• What is expected: Tally how many lines of these entries hold the string "della". Return the number alone.

Start Materials provided

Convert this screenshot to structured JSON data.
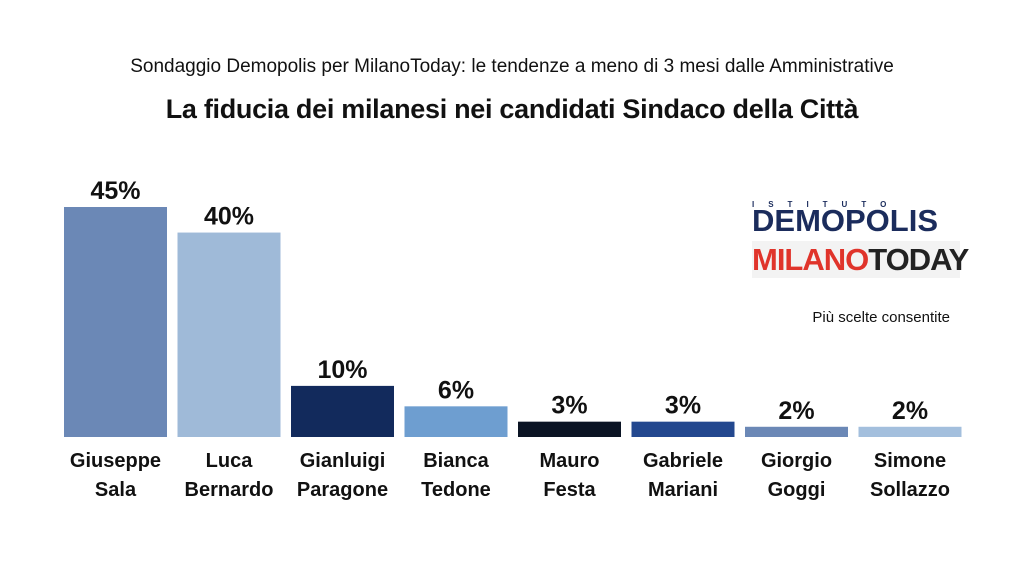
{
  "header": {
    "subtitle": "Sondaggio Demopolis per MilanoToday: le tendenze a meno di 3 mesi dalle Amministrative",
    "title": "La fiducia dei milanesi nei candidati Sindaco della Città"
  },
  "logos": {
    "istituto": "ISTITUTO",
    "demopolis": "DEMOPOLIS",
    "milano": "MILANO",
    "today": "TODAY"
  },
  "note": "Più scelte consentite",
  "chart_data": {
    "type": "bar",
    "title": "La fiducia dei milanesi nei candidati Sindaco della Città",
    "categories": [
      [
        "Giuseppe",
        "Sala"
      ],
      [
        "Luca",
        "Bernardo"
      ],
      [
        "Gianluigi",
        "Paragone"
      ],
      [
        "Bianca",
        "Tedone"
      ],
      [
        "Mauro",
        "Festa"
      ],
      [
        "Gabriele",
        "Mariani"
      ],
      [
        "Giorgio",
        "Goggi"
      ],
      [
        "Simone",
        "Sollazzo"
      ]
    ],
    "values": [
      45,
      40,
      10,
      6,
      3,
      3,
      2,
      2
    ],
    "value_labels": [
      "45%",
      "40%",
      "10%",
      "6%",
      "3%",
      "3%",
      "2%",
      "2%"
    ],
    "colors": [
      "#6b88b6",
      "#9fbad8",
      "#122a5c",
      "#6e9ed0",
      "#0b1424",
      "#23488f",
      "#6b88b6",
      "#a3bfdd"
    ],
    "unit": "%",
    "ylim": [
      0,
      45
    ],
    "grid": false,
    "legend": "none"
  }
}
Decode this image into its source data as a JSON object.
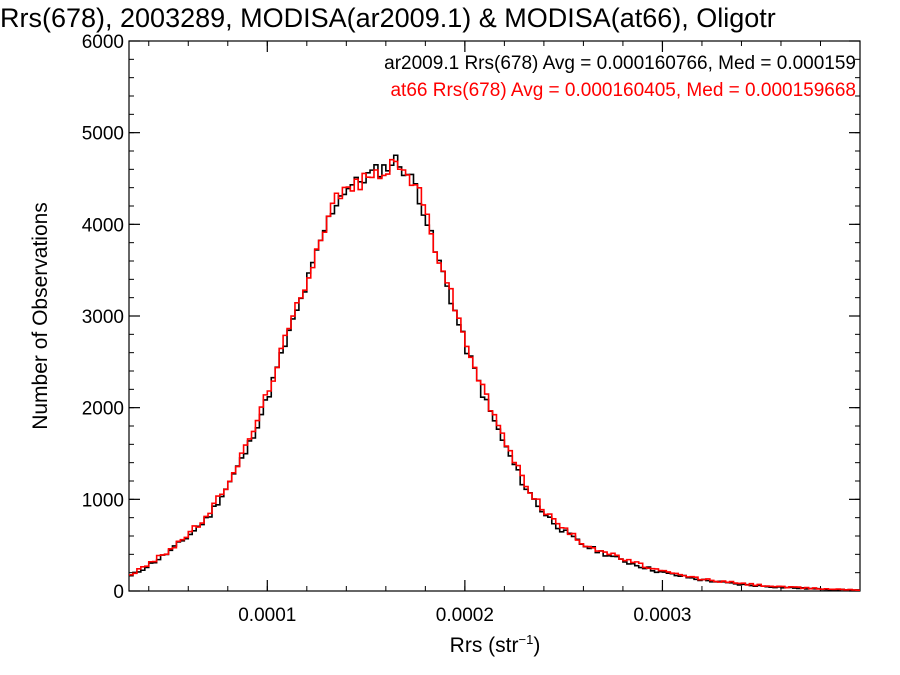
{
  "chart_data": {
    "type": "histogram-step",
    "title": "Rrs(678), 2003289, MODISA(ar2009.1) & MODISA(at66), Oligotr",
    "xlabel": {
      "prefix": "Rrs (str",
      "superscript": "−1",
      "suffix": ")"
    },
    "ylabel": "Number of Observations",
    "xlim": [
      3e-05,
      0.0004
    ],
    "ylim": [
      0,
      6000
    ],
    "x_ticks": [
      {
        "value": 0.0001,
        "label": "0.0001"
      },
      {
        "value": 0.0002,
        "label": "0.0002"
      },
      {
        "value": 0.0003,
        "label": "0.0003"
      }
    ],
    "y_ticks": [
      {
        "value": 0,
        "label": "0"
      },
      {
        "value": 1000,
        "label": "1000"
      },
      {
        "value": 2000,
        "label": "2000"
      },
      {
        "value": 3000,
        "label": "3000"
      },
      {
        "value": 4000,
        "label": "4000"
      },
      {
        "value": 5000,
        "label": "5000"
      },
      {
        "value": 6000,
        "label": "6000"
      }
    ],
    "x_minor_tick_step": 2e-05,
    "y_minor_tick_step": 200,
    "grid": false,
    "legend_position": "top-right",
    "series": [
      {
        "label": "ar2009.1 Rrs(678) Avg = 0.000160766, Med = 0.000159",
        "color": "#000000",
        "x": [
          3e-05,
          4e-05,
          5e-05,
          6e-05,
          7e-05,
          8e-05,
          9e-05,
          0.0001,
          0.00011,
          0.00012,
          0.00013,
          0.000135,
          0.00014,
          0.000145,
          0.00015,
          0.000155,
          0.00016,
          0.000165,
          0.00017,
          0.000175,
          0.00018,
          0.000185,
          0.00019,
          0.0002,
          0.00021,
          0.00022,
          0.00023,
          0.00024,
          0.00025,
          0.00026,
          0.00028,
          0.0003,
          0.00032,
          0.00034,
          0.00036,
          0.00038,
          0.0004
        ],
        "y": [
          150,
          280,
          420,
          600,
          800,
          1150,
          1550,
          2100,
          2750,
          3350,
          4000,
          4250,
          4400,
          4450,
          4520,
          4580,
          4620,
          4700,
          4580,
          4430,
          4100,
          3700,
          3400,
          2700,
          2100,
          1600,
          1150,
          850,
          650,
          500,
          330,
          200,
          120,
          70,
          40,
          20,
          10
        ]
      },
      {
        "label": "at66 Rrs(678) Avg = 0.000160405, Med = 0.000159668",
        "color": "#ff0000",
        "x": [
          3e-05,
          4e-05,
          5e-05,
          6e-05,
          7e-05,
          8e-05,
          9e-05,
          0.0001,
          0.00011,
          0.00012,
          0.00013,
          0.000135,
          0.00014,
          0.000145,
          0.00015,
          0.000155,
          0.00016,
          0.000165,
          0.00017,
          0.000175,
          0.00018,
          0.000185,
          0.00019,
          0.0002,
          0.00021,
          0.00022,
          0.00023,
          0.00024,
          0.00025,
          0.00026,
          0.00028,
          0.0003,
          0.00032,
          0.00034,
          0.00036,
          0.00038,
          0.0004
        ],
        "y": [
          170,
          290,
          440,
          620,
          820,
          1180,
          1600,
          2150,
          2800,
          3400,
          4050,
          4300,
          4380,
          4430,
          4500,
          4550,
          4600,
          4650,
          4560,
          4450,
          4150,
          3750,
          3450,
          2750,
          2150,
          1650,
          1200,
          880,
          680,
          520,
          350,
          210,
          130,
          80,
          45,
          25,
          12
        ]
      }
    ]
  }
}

End Materials provided

• Solution below: 2